## Problem description
All of the data below should be written out exactly.

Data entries
-- Begin --
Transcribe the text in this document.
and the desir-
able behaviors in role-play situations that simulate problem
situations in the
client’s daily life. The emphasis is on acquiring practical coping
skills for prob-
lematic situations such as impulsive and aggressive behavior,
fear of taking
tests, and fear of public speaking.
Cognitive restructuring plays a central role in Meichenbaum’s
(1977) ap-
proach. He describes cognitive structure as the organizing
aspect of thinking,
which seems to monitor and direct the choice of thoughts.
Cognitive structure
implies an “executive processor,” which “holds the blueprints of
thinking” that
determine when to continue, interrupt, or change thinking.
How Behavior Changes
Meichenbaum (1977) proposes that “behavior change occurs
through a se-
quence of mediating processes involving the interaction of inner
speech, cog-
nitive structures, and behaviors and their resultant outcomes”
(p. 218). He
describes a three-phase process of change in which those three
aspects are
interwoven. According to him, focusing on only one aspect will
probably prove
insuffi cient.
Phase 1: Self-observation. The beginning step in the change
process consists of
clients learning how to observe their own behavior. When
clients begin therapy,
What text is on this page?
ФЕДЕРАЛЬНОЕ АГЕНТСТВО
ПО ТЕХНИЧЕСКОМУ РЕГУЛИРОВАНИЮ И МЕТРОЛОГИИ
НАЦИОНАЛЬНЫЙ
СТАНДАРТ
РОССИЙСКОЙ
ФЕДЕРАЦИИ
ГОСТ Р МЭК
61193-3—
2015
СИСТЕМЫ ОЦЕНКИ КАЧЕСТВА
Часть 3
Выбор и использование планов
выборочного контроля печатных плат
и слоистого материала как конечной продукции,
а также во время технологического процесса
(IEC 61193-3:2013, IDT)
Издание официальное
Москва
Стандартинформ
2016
-- End --
## Solution to this task
Transcribe the text in this document.
and the desir-
able behaviors in role-play situations that simulate problem
situations in the
client’s daily life. The emphasis is on acquiring practical coping
skills for prob-
lematic situations such as impulsive and aggressive behavior,
fear of taking
tests, and fear of public speaking.
Cognitive restructuring plays a central role in Meichenbaum’s
(1977) ap-
proach. He describes cognitive structure as the organizing
aspect of thinking,
which seems to monitor and direct the choice of thoughts.
Cognitive structure
implies an “executive processor,” which “holds the blueprints of
thinking” that
determine when to continue, interrupt, or change thinking.
How Behavior Changes
Meichenbaum (1977) proposes that “behavior change occurs
through a se-
quence of mediating processes involving the interaction of inner
speech, cog-
nitive structures, and behaviors and their resultant outcomes”
(p. 218). He
describes a three-phase process of change in which those three
aspects are
interwoven. According to him, focusing on only one aspect will
probably prove
insuffi cient.
Phase 1: Self-observation. The beginning step in the change
process consists of
clients learning how to observe their own behavior. When
clients begin therapy,
What text is on this page?
ФЕДЕРАЛЬНОЕ АГЕНТСТВО
ПО ТЕХНИЧЕСКОМУ РЕГУЛИРОВАНИЮ И МЕТРОЛОГИИ
НАЦИОНАЛЬНЫЙ
СТАНДАРТ
РОССИЙСКОЙ
ФЕДЕРАЦИИ
ГОСТ Р МЭК
61193-3—
2015
СИСТЕМЫ ОЦЕНКИ КАЧЕСТВА
Часть 3
Выбор и использование планов
выборочного контроля печатных плат
и слоистого материала как конечной продукции,
а также во время технологического процесса
(IEC 61193-3:2013, IDT)
Издание официальное
Москва
Стандартинформ
2016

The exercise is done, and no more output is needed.